▶ [PROBLEM] Repeat all of the data precisely.

(Dataset records)
---
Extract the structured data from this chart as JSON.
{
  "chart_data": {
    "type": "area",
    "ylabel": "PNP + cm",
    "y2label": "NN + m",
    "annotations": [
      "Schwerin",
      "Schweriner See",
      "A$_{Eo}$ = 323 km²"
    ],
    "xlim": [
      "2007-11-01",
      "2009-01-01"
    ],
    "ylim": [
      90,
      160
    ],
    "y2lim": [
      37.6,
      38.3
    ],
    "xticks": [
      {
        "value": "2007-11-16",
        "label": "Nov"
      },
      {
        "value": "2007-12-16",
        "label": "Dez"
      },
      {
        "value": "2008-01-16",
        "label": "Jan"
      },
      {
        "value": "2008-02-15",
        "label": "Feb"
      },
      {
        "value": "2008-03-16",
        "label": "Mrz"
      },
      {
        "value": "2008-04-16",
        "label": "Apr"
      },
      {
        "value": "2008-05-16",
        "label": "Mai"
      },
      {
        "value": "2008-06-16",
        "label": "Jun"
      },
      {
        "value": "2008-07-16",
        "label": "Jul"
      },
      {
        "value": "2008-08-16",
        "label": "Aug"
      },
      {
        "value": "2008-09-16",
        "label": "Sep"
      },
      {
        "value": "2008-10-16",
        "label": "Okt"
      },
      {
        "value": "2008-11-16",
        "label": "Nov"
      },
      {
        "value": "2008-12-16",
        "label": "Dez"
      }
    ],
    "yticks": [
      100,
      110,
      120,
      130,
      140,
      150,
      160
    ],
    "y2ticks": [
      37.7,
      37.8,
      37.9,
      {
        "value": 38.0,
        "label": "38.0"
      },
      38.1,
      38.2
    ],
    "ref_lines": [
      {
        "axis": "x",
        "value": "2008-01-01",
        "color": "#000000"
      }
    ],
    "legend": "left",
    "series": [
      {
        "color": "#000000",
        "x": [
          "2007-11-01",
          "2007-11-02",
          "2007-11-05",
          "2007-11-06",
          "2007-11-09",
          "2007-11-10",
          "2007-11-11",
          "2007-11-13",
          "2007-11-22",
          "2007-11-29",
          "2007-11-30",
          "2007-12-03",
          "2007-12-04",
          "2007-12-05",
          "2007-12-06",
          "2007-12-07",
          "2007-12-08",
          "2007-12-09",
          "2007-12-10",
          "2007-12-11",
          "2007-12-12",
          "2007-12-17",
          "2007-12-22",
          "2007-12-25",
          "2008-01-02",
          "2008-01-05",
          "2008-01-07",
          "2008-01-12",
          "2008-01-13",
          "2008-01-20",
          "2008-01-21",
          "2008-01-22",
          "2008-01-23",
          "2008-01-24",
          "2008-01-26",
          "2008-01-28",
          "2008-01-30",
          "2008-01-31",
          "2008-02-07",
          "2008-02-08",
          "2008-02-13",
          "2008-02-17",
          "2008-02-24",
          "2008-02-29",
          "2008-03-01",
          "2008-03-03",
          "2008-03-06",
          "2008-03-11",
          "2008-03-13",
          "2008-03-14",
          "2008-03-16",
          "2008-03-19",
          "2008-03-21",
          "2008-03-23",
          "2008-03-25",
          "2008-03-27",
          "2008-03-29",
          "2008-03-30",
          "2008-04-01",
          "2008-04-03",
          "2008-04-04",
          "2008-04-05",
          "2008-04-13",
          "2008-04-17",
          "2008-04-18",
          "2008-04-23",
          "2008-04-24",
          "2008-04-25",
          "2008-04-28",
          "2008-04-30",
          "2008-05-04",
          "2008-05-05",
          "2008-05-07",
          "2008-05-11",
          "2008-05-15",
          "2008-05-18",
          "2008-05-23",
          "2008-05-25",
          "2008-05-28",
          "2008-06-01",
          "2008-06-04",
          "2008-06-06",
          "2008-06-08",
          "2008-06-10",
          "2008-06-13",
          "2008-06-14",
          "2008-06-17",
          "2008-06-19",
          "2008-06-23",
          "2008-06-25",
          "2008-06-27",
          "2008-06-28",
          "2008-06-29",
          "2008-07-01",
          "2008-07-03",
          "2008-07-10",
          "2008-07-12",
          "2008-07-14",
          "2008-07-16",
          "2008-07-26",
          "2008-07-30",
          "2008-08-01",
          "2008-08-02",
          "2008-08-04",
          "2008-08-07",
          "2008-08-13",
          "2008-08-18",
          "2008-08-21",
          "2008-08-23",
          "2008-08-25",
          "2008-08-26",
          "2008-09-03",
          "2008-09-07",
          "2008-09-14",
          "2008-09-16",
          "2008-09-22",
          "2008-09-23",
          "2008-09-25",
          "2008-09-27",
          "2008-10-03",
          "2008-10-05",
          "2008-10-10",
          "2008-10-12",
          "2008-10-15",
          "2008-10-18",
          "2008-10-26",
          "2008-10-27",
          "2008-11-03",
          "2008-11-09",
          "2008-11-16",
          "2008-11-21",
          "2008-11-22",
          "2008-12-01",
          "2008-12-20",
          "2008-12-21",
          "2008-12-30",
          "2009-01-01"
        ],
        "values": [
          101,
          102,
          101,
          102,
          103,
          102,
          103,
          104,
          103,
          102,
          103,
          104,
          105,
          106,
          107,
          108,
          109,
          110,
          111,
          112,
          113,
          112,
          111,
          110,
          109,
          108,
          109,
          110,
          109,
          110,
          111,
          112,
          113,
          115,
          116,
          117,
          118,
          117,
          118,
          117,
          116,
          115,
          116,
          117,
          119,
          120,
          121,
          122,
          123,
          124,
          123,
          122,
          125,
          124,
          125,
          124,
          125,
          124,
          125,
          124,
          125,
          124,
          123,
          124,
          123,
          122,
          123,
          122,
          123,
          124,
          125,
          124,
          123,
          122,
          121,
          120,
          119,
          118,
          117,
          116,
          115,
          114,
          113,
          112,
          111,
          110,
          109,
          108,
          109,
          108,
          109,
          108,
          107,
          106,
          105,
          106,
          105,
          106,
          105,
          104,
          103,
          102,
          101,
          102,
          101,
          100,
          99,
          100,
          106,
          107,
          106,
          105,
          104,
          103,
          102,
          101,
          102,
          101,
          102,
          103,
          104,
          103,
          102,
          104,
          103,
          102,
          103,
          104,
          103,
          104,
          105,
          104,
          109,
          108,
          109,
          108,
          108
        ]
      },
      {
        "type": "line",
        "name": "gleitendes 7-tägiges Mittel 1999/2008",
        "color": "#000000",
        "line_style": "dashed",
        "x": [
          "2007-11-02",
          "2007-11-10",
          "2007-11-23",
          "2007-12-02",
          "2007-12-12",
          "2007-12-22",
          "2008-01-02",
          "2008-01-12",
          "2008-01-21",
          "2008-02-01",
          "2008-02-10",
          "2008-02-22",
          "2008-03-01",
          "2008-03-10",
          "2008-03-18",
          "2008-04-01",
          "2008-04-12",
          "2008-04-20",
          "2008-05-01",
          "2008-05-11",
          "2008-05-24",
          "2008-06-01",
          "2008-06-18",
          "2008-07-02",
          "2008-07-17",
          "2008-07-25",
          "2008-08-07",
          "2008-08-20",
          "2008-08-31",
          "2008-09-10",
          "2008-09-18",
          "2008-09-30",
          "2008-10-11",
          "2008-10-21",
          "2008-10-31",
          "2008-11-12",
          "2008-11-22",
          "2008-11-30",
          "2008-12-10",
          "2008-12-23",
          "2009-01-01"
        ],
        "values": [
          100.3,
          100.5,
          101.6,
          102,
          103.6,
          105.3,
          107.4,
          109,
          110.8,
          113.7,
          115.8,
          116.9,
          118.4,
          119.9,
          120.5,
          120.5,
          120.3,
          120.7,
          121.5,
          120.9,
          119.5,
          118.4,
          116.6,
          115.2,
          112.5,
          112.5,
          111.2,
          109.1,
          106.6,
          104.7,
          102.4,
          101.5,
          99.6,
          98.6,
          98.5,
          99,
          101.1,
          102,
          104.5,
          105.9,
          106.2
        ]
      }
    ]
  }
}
---
▶ [PROBLEM SOLUTION]
Extract the structured data from this chart as JSON.
{
  "chart_data": {
    "type": "area",
    "ylabel": "PNP + cm",
    "y2label": "NN + m",
    "annotations": [
      "Schwerin",
      "Schweriner See",
      "A$_{Eo}$ = 323 km²"
    ],
    "xlim": [
      "2007-11-01",
      "2009-01-01"
    ],
    "ylim": [
      90,
      160
    ],
    "y2lim": [
      37.6,
      38.3
    ],
    "xticks": [
      {
        "value": "2007-11-16",
        "label": "Nov"
      },
      {
        "value": "2007-12-16",
        "label": "Dez"
      },
      {
        "value": "2008-01-16",
        "label": "Jan"
      },
      {
        "value": "2008-02-15",
        "label": "Feb"
      },
      {
        "value": "2008-03-16",
        "label": "Mrz"
      },
      {
        "value": "2008-04-16",
        "label": "Apr"
      },
      {
        "value": "2008-05-16",
        "label": "Mai"
      },
      {
        "value": "2008-06-16",
        "label": "Jun"
      },
      {
        "value": "2008-07-16",
        "label": "Jul"
      },
      {
        "value": "2008-08-16",
        "label": "Aug"
      },
      {
        "value": "2008-09-16",
        "label": "Sep"
      },
      {
        "value": "2008-10-16",
        "label": "Okt"
      },
      {
        "value": "2008-11-16",
        "label": "Nov"
      },
      {
        "value": "2008-12-16",
        "label": "Dez"
      }
    ],
    "yticks": [
      100,
      110,
      120,
      130,
      140,
      150,
      160
    ],
    "y2ticks": [
      37.7,
      37.8,
      37.9,
      {
        "value": 38.0,
        "label": "38.0"
      },
      38.1,
      38.2
    ],
    "ref_lines": [
      {
        "axis": "x",
        "value": "2008-01-01",
        "color": "#000000"
      }
    ],
    "legend": "left",
    "series": [
      {
        "color": "#000000",
        "x": [
          "2007-11-01",
          "2007-11-02",
          "2007-11-05",
          "2007-11-06",
          "2007-11-09",
          "2007-11-10",
          "2007-11-11",
          "2007-11-13",
          "2007-11-22",
          "2007-11-29",
          "2007-11-30",
          "2007-12-03",
          "2007-12-04",
          "2007-12-05",
          "2007-12-06",
          "2007-12-07",
          "2007-12-08",
          "2007-12-09",
          "2007-12-10",
          "2007-12-11",
          "2007-12-12",
          "2007-12-17",
          "2007-12-22",
          "2007-12-25",
          "2008-01-02",
          "2008-01-05",
          "2008-01-07",
          "2008-01-12",
          "2008-01-13",
          "2008-01-20",
          "2008-01-21",
          "2008-01-22",
          "2008-01-23",
          "2008-01-24",
          "2008-01-26",
          "2008-01-28",
          "2008-01-30",
          "2008-01-31",
          "2008-02-07",
          "2008-02-08",
          "2008-02-13",
          "2008-02-17",
          "2008-02-24",
          "2008-02-29",
          "2008-03-01",
          "2008-03-03",
          "2008-03-06",
          "2008-03-11",
          "2008-03-13",
          "2008-03-14",
          "2008-03-16",
          "2008-03-19",
          "2008-03-21",
          "2008-03-23",
          "2008-03-25",
          "2008-03-27",
          "2008-03-29",
          "2008-03-30",
          "2008-04-01",
          "2008-04-03",
          "2008-04-04",
          "2008-04-05",
          "2008-04-13",
          "2008-04-17",
          "2008-04-18",
          "2008-04-23",
          "2008-04-24",
          "2008-04-25",
          "2008-04-28",
          "2008-04-30",
          "2008-05-04",
          "2008-05-05",
          "2008-05-07",
          "2008-05-11",
          "2008-05-15",
          "2008-05-18",
          "2008-05-23",
          "2008-05-25",
          "2008-05-28",
          "2008-06-01",
          "2008-06-04",
          "2008-06-06",
          "2008-06-08",
          "2008-06-10",
          "2008-06-13",
          "2008-06-14",
          "2008-06-17",
          "2008-06-19",
          "2008-06-23",
          "2008-06-25",
          "2008-06-27",
          "2008-06-28",
          "2008-06-29",
          "2008-07-01",
          "2008-07-03",
          "2008-07-10",
          "2008-07-12",
          "2008-07-14",
          "2008-07-16",
          "2008-07-26",
          "2008-07-30",
          "2008-08-01",
          "2008-08-02",
          "2008-08-04",
          "2008-08-07",
          "2008-08-13",
          "2008-08-18",
          "2008-08-21",
          "2008-08-23",
          "2008-08-25",
          "2008-08-26",
          "2008-09-03",
          "2008-09-07",
          "2008-09-14",
          "2008-09-16",
          "2008-09-22",
          "2008-09-23",
          "2008-09-25",
          "2008-09-27",
          "2008-10-03",
          "2008-10-05",
          "2008-10-10",
          "2008-10-12",
          "2008-10-15",
          "2008-10-18",
          "2008-10-26",
          "2008-10-27",
          "2008-11-03",
          "2008-11-09",
          "2008-11-16",
          "2008-11-21",
          "2008-11-22",
          "2008-12-01",
          "2008-12-20",
          "2008-12-21",
          "2008-12-30",
          "2009-01-01"
        ],
        "values": [
          101,
          102,
          101,
          102,
          103,
          102,
          103,
          104,
          103,
          102,
          103,
          104,
          105,
          106,
          107,
          108,
          109,
          110,
          111,
          112,
          113,
          112,
          111,
          110,
          109,
          108,
          109,
          110,
          109,
          110,
          111,
          112,
          113,
          115,
          116,
          117,
          118,
          117,
          118,
          117,
          116,
          115,
          116,
          117,
          119,
          120,
          121,
          122,
          123,
          124,
          123,
          122,
          125,
          124,
          125,
          124,
          125,
          124,
          125,
          124,
          125,
          124,
          123,
          124,
          123,
          122,
          123,
          122,
          123,
          124,
          125,
          124,
          123,
          122,
          121,
          120,
          119,
          118,
          117,
          116,
          115,
          114,
          113,
          112,
          111,
          110,
          109,
          108,
          109,
          108,
          109,
          108,
          107,
          106,
          105,
          106,
          105,
          106,
          105,
          104,
          103,
          102,
          101,
          102,
          101,
          100,
          99,
          100,
          106,
          107,
          106,
          105,
          104,
          103,
          102,
          101,
          102,
          101,
          102,
          103,
          104,
          103,
          102,
          104,
          103,
          102,
          103,
          104,
          103,
          104,
          105,
          104,
          109,
          108,
          109,
          108,
          108
        ]
      },
      {
        "type": "line",
        "name": "gleitendes 7-tägiges Mittel 1999/2008",
        "color": "#000000",
        "line_style": "dashed",
        "x": [
          "2007-11-02",
          "2007-11-10",
          "2007-11-23",
          "2007-12-02",
          "2007-12-12",
          "2007-12-22",
          "2008-01-02",
          "2008-01-12",
          "2008-01-21",
          "2008-02-01",
          "2008-02-10",
          "2008-02-22",
          "2008-03-01",
          "2008-03-10",
          "2008-03-18",
          "2008-04-01",
          "2008-04-12",
          "2008-04-20",
          "2008-05-01",
          "2008-05-11",
          "2008-05-24",
          "2008-06-01",
          "2008-06-18",
          "2008-07-02",
          "2008-07-17",
          "2008-07-25",
          "2008-08-07",
          "2008-08-20",
          "2008-08-31",
          "2008-09-10",
          "2008-09-18",
          "2008-09-30",
          "2008-10-11",
          "2008-10-21",
          "2008-10-31",
          "2008-11-12",
          "2008-11-22",
          "2008-11-30",
          "2008-12-10",
          "2008-12-23",
          "2009-01-01"
        ],
        "values": [
          100.3,
          100.5,
          101.6,
          102,
          103.6,
          105.3,
          107.4,
          109,
          110.8,
          113.7,
          115.8,
          116.9,
          118.4,
          119.9,
          120.5,
          120.5,
          120.3,
          120.7,
          121.5,
          120.9,
          119.5,
          118.4,
          116.6,
          115.2,
          112.5,
          112.5,
          111.2,
          109.1,
          106.6,
          104.7,
          102.4,
          101.5,
          99.6,
          98.6,
          98.5,
          99,
          101.1,
          102,
          104.5,
          105.9,
          106.2
        ]
      }
    ]
  }
}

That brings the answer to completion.